> _What you should do_:
Without altering anything, output the material below.

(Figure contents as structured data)
________________

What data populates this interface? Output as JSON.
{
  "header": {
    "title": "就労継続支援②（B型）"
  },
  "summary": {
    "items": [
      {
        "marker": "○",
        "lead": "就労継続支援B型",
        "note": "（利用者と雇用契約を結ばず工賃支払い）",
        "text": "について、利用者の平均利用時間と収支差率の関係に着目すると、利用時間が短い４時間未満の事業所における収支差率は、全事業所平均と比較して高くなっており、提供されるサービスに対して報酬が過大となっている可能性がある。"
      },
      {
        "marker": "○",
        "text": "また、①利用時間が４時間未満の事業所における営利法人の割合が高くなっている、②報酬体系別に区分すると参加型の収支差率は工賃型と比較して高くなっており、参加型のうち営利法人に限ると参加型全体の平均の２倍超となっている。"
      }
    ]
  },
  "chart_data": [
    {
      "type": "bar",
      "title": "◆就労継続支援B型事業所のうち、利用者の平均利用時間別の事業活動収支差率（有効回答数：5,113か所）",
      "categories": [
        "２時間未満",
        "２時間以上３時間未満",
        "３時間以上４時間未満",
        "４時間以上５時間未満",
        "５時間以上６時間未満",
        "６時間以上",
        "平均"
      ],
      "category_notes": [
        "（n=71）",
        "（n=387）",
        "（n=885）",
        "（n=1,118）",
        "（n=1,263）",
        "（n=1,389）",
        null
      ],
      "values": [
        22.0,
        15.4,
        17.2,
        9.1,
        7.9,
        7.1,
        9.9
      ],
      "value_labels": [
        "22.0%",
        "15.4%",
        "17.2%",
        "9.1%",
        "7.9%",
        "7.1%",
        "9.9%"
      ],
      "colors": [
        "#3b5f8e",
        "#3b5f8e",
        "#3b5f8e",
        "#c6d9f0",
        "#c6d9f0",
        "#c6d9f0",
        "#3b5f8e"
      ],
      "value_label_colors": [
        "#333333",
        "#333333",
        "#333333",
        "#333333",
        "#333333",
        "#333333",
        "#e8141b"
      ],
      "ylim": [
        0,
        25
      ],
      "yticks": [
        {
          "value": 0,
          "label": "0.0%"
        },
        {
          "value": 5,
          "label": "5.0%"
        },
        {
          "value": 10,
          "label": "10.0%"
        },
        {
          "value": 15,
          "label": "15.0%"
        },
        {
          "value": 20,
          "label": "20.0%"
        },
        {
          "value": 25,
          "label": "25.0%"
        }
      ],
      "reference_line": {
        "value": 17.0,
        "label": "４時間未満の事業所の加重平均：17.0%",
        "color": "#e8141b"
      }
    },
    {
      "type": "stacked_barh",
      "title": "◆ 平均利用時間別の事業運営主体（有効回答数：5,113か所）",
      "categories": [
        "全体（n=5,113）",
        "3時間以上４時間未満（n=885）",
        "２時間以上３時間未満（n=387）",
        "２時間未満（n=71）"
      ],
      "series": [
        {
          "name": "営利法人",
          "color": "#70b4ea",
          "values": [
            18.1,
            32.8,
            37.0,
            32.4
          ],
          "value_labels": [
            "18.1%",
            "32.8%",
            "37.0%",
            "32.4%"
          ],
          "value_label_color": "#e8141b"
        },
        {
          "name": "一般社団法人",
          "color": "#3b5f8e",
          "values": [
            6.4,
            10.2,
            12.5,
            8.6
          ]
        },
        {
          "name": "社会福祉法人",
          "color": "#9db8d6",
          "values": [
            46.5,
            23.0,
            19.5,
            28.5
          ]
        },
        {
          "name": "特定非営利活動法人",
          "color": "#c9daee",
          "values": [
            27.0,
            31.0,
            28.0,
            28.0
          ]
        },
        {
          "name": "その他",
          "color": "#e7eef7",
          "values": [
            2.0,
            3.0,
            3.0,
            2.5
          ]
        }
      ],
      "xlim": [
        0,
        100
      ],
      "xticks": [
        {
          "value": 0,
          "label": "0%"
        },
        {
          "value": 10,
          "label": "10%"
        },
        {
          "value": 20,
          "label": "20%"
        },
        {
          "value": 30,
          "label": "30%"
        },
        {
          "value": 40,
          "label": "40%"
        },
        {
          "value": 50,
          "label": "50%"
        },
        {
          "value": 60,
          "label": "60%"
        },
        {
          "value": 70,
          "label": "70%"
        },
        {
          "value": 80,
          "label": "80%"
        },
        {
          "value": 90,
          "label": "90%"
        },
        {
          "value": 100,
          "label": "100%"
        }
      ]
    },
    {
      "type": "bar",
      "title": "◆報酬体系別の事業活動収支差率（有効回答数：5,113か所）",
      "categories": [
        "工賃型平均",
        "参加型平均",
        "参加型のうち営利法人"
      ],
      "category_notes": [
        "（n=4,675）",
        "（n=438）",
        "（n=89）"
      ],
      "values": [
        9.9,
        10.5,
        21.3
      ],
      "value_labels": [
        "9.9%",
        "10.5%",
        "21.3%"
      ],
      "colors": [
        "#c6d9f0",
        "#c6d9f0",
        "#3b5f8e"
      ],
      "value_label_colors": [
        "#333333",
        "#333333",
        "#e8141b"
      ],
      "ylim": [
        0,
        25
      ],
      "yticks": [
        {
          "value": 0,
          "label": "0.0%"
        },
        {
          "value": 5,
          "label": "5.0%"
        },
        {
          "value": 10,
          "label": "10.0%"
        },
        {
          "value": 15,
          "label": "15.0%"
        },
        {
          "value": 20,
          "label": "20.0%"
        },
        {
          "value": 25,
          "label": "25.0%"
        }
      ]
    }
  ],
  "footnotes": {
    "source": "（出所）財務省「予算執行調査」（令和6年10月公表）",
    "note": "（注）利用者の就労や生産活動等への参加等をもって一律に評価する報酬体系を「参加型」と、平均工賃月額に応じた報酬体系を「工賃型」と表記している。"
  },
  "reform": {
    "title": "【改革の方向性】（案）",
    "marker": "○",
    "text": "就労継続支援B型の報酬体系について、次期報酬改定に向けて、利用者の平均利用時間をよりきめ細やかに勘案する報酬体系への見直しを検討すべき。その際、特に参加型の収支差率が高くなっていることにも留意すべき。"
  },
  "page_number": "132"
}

________________

> _Solution below_:
What data populates this interface? Output as JSON.
{
  "header": {
    "title": "就労継続支援②（B型）"
  },
  "summary": {
    "items": [
      {
        "marker": "○",
        "lead": "就労継続支援B型",
        "note": "（利用者と雇用契約を結ばず工賃支払い）",
        "text": "について、利用者の平均利用時間と収支差率の関係に着目すると、利用時間が短い４時間未満の事業所における収支差率は、全事業所平均と比較して高くなっており、提供されるサービスに対して報酬が過大となっている可能性がある。"
      },
      {
        "marker": "○",
        "text": "また、①利用時間が４時間未満の事業所における営利法人の割合が高くなっている、②報酬体系別に区分すると参加型の収支差率は工賃型と比較して高くなっており、参加型のうち営利法人に限ると参加型全体の平均の２倍超となっている。"
      }
    ]
  },
  "chart_data": [
    {
      "type": "bar",
      "title": "◆就労継続支援B型事業所のうち、利用者の平均利用時間別の事業活動収支差率（有効回答数：5,113か所）",
      "categories": [
        "２時間未満",
        "２時間以上３時間未満",
        "３時間以上４時間未満",
        "４時間以上５時間未満",
        "５時間以上６時間未満",
        "６時間以上",
        "平均"
      ],
      "category_notes": [
        "（n=71）",
        "（n=387）",
        "（n=885）",
        "（n=1,118）",
        "（n=1,263）",
        "（n=1,389）",
        null
      ],
      "values": [
        22.0,
        15.4,
        17.2,
        9.1,
        7.9,
        7.1,
        9.9
      ],
      "value_labels": [
        "22.0%",
        "15.4%",
        "17.2%",
        "9.1%",
        "7.9%",
        "7.1%",
        "9.9%"
      ],
      "colors": [
        "#3b5f8e",
        "#3b5f8e",
        "#3b5f8e",
        "#c6d9f0",
        "#c6d9f0",
        "#c6d9f0",
        "#3b5f8e"
      ],
      "value_label_colors": [
        "#333333",
        "#333333",
        "#333333",
        "#333333",
        "#333333",
        "#333333",
        "#e8141b"
      ],
      "ylim": [
        0,
        25
      ],
      "yticks": [
        {
          "value": 0,
          "label": "0.0%"
        },
        {
          "value": 5,
          "label": "5.0%"
        },
        {
          "value": 10,
          "label": "10.0%"
        },
        {
          "value": 15,
          "label": "15.0%"
        },
        {
          "value": 20,
          "label": "20.0%"
        },
        {
          "value": 25,
          "label": "25.0%"
        }
      ],
      "reference_line": {
        "value": 17.0,
        "label": "４時間未満の事業所の加重平均：17.0%",
        "color": "#e8141b"
      }
    },
    {
      "type": "stacked_barh",
      "title": "◆ 平均利用時間別の事業運営主体（有効回答数：5,113か所）",
      "categories": [
        "全体（n=5,113）",
        "3時間以上４時間未満（n=885）",
        "２時間以上３時間未満（n=387）",
        "２時間未満（n=71）"
      ],
      "series": [
        {
          "name": "営利法人",
          "color": "#70b4ea",
          "values": [
            18.1,
            32.8,
            37.0,
            32.4
          ],
          "value_labels": [
            "18.1%",
            "32.8%",
            "37.0%",
            "32.4%"
          ],
          "value_label_color": "#e8141b"
        },
        {
          "name": "一般社団法人",
          "color": "#3b5f8e",
          "values": [
            6.4,
            10.2,
            12.5,
            8.6
          ]
        },
        {
          "name": "社会福祉法人",
          "color": "#9db8d6",
          "values": [
            46.5,
            23.0,
            19.5,
            28.5
          ]
        },
        {
          "name": "特定非営利活動法人",
          "color": "#c9daee",
          "values": [
            27.0,
            31.0,
            28.0,
            28.0
          ]
        },
        {
          "name": "その他",
          "color": "#e7eef7",
          "values": [
            2.0,
            3.0,
            3.0,
            2.5
          ]
        }
      ],
      "xlim": [
        0,
        100
      ],
      "xticks": [
        {
          "value": 0,
          "label": "0%"
        },
        {
          "value": 10,
          "label": "10%"
        },
        {
          "value": 20,
          "label": "20%"
        },
        {
          "value": 30,
          "label": "30%"
        },
        {
          "value": 40,
          "label": "40%"
        },
        {
          "value": 50,
          "label": "50%"
        },
        {
          "value": 60,
          "label": "60%"
        },
        {
          "value": 70,
          "label": "70%"
        },
        {
          "value": 80,
          "label": "80%"
        },
        {
          "value": 90,
          "label": "90%"
        },
        {
          "value": 100,
          "label": "100%"
        }
      ]
    },
    {
      "type": "bar",
      "title": "◆報酬体系別の事業活動収支差率（有効回答数：5,113か所）",
      "categories": [
        "工賃型平均",
        "参加型平均",
        "参加型のうち営利法人"
      ],
      "category_notes": [
        "（n=4,675）",
        "（n=438）",
        "（n=89）"
      ],
      "values": [
        9.9,
        10.5,
        21.3
      ],
      "value_labels": [
        "9.9%",
        "10.5%",
        "21.3%"
      ],
      "colors": [
        "#c6d9f0",
        "#c6d9f0",
        "#3b5f8e"
      ],
      "value_label_colors": [
        "#333333",
        "#333333",
        "#e8141b"
      ],
      "ylim": [
        0,
        25
      ],
      "yticks": [
        {
          "value": 0,
          "label": "0.0%"
        },
        {
          "value": 5,
          "label": "5.0%"
        },
        {
          "value": 10,
          "label": "10.0%"
        },
        {
          "value": 15,
          "label": "15.0%"
        },
        {
          "value": 20,
          "label": "20.0%"
        },
        {
          "value": 25,
          "label": "25.0%"
        }
      ]
    }
  ],
  "footnotes": {
    "source": "（出所）財務省「予算執行調査」（令和6年10月公表）",
    "note": "（注）利用者の就労や生産活動等への参加等をもって一律に評価する報酬体系を「参加型」と、平均工賃月額に応じた報酬体系を「工賃型」と表記している。"
  },
  "reform": {
    "title": "【改革の方向性】（案）",
    "marker": "○",
    "text": "就労継続支援B型の報酬体系について、次期報酬改定に向けて、利用者の平均利用時間をよりきめ細やかに勘案する報酬体系への見直しを検討すべき。その際、特に参加型の収支差率が高くなっていることにも留意すべき。"
  },
  "page_number": "132"
}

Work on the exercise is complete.